» Stored entries:
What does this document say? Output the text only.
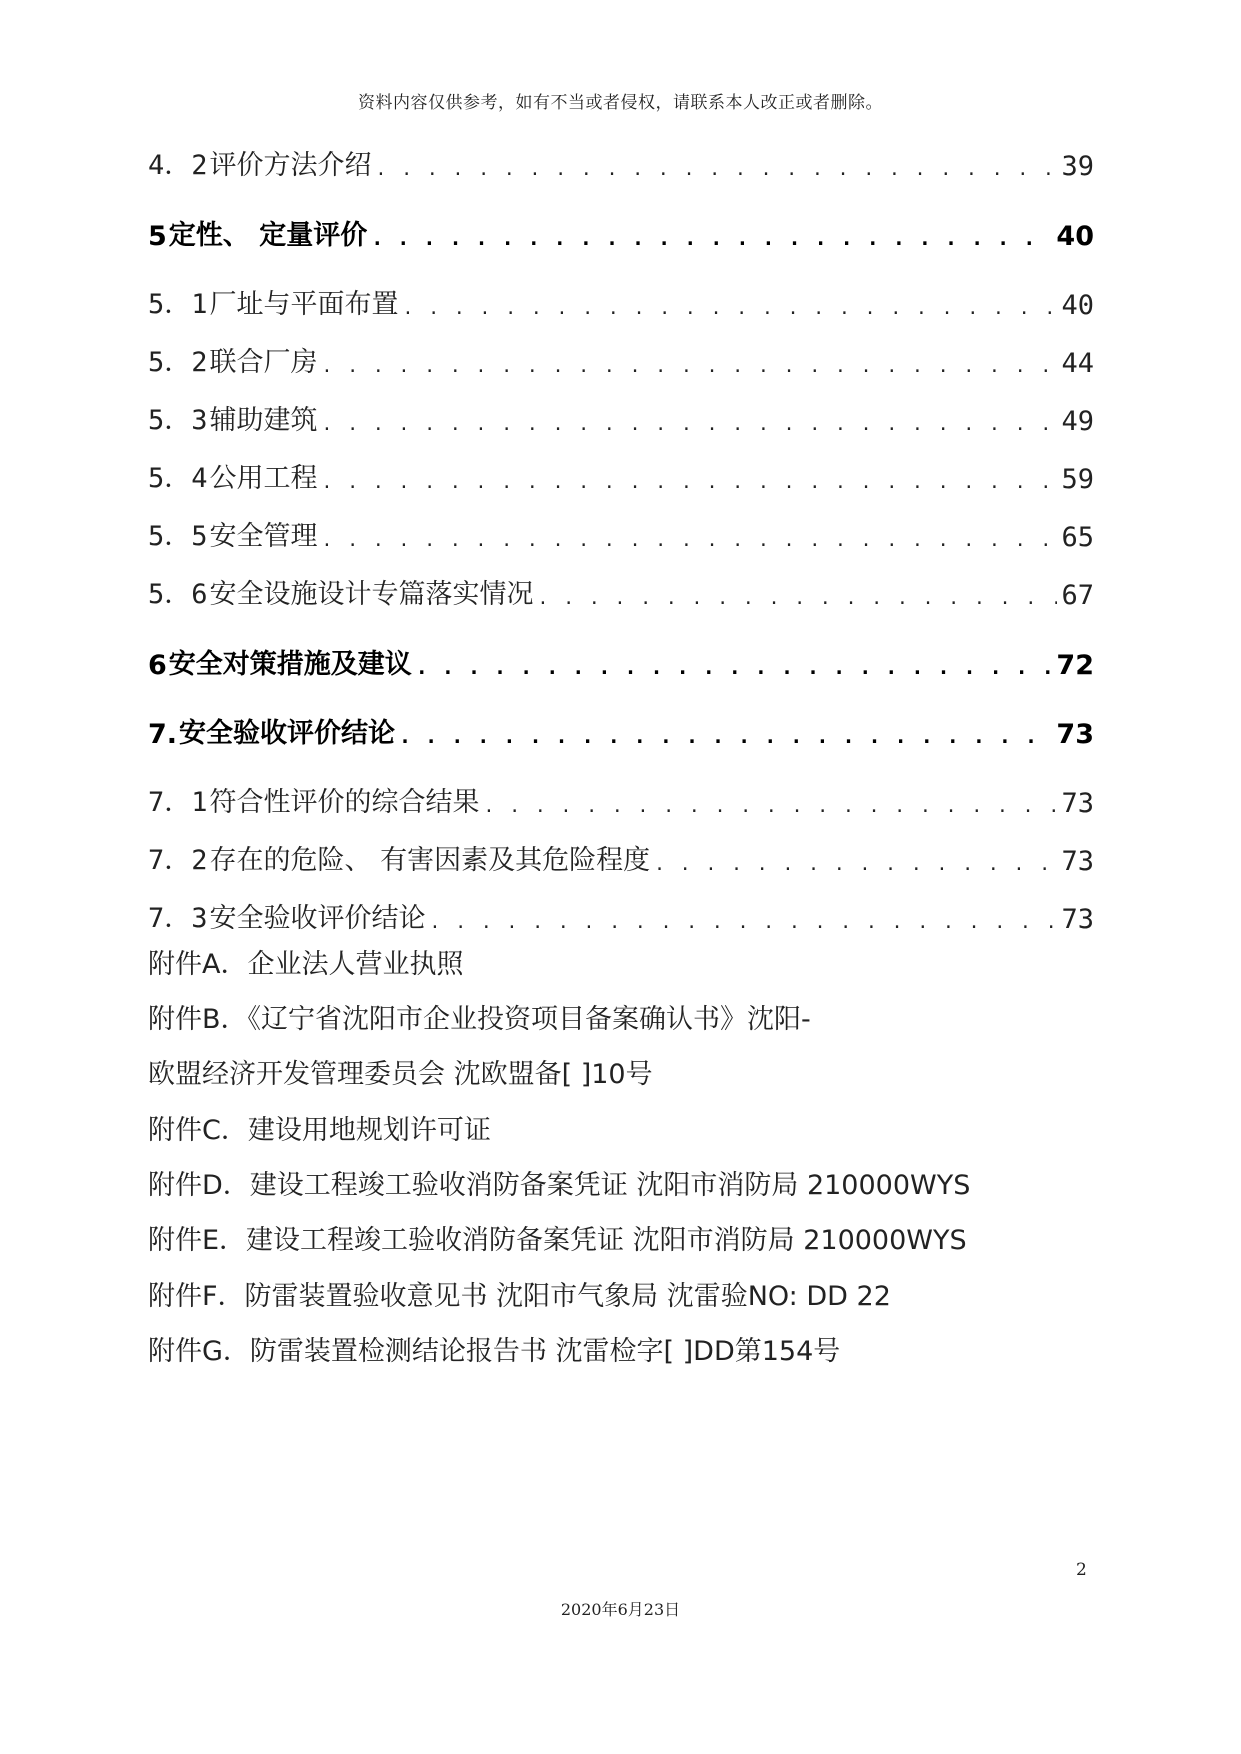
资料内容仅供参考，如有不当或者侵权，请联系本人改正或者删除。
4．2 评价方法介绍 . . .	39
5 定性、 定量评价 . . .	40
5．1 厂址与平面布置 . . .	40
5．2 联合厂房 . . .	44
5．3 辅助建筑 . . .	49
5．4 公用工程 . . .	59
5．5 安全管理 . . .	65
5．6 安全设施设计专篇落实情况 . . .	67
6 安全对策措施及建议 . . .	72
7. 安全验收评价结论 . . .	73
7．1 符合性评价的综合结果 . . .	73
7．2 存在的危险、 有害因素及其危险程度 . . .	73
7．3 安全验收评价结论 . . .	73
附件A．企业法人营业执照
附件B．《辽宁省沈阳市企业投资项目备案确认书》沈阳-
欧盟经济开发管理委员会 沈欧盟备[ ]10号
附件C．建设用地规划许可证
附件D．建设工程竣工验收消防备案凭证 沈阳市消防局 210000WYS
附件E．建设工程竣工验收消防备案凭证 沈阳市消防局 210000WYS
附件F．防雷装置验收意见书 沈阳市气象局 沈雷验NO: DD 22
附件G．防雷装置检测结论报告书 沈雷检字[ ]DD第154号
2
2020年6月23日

» GOAL OF THE EXERCISE:
Identify and copy lines that hold the string "建设工程竣工验收消防备案凭证".

» WORKED ANSWER:
附件D．建设工程竣工验收消防备案凭证 沈阳市消防局 210000WYS
附件E．建设工程竣工验收消防备案凭证 沈阳市消防局 210000WYS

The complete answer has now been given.